--- EXCERPTED TEXT ---
Saturday, April 14, 2012
"March of the Penguins" a Quality Family Film
La Marche de l’empereur (2005)
COUNTRY OF ORIGIN: France; Language: French
March of the Penguins (2005 ) – U.S. release
Running time: 84 minutes (1 hour, 24 minutes)
MPAA – G for General Audiences
DIRECTOR: Luc Jacquet
WRITER: Michel Fessler and Luc Jacquet, from a story by Luc Jacquet; Jordan Roberts (narration for American version)
PRODUCERS: Yves Darondeau, Christophe Lioud, and Emmanuel Priou
CINEMATOGRAPHERS: Laurent Chalet and Jérôme Maison
EDITOR: Sabine Emilani
Academy Award winner
Starring: Morgan Freeman (narrator, U.S. version)
The subject of this movie review is La Marche de l’empereur, a 2005 nature documentary film from France. It was released in the United States as March of the Penguins, where it was a box office success and later won the Oscar for best documentary film.
--- DATA LINES ---
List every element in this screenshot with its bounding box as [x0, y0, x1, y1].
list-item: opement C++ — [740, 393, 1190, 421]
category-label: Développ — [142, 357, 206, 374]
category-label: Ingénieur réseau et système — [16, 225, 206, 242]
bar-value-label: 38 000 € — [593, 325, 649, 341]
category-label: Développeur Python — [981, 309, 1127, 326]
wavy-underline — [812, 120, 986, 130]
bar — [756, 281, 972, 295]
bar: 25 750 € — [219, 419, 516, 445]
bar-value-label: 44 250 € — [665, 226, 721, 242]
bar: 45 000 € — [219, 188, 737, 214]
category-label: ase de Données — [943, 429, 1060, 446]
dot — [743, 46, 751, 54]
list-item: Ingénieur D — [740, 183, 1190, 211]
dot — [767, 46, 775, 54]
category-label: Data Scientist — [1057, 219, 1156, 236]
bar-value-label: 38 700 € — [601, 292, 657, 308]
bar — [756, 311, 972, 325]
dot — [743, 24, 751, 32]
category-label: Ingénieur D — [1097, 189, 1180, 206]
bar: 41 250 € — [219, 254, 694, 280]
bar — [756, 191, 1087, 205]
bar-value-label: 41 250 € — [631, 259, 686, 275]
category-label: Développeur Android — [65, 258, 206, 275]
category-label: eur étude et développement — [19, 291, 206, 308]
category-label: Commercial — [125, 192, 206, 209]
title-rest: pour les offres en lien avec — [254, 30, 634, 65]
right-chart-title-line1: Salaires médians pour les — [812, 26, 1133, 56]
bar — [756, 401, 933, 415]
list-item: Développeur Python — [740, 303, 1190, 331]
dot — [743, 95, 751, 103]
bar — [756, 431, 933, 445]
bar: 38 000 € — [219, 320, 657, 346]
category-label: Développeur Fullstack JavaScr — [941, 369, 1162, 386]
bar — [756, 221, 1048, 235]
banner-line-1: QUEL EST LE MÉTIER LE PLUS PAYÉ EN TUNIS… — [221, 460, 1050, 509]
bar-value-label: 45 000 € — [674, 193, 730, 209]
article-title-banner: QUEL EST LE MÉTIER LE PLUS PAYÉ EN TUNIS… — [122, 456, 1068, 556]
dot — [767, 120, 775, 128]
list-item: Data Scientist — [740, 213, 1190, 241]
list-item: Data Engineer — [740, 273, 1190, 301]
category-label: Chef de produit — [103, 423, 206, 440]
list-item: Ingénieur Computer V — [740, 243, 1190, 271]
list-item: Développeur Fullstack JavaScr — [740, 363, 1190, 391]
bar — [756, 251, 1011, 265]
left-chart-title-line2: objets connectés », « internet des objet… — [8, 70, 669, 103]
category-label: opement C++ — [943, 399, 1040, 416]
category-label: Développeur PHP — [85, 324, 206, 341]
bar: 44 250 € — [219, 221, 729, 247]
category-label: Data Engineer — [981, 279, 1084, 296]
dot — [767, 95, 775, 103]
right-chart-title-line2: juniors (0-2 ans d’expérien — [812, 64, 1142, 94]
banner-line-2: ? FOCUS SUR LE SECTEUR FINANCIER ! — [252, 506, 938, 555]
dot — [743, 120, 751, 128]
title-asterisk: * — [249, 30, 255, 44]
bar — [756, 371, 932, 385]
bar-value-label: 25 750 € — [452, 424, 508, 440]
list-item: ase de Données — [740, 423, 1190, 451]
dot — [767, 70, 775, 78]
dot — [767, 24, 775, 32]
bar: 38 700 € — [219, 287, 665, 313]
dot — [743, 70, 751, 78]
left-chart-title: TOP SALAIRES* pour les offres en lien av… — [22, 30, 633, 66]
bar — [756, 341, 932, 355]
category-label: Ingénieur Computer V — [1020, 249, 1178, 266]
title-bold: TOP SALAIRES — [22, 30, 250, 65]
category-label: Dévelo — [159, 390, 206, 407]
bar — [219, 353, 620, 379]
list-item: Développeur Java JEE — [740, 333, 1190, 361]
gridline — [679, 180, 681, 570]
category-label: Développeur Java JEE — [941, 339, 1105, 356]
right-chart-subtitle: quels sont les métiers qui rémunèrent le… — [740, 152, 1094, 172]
---
◆ WHAT IS ASKED ◆
1) In the movie review, who narrated the U.S. version of the film?
2) Echo the movie review from "MPAA – G for" to "for American version)".

◆ THE ANSWERS ◆
1) Morgan Freeman.

2)
MPAA – G for General Audiences
DIRECTOR: Luc Jacquet
WRITER: Michel Fessler and Luc Jacquet, from a story by Luc Jacquet; Jordan Roberts (narration for American version)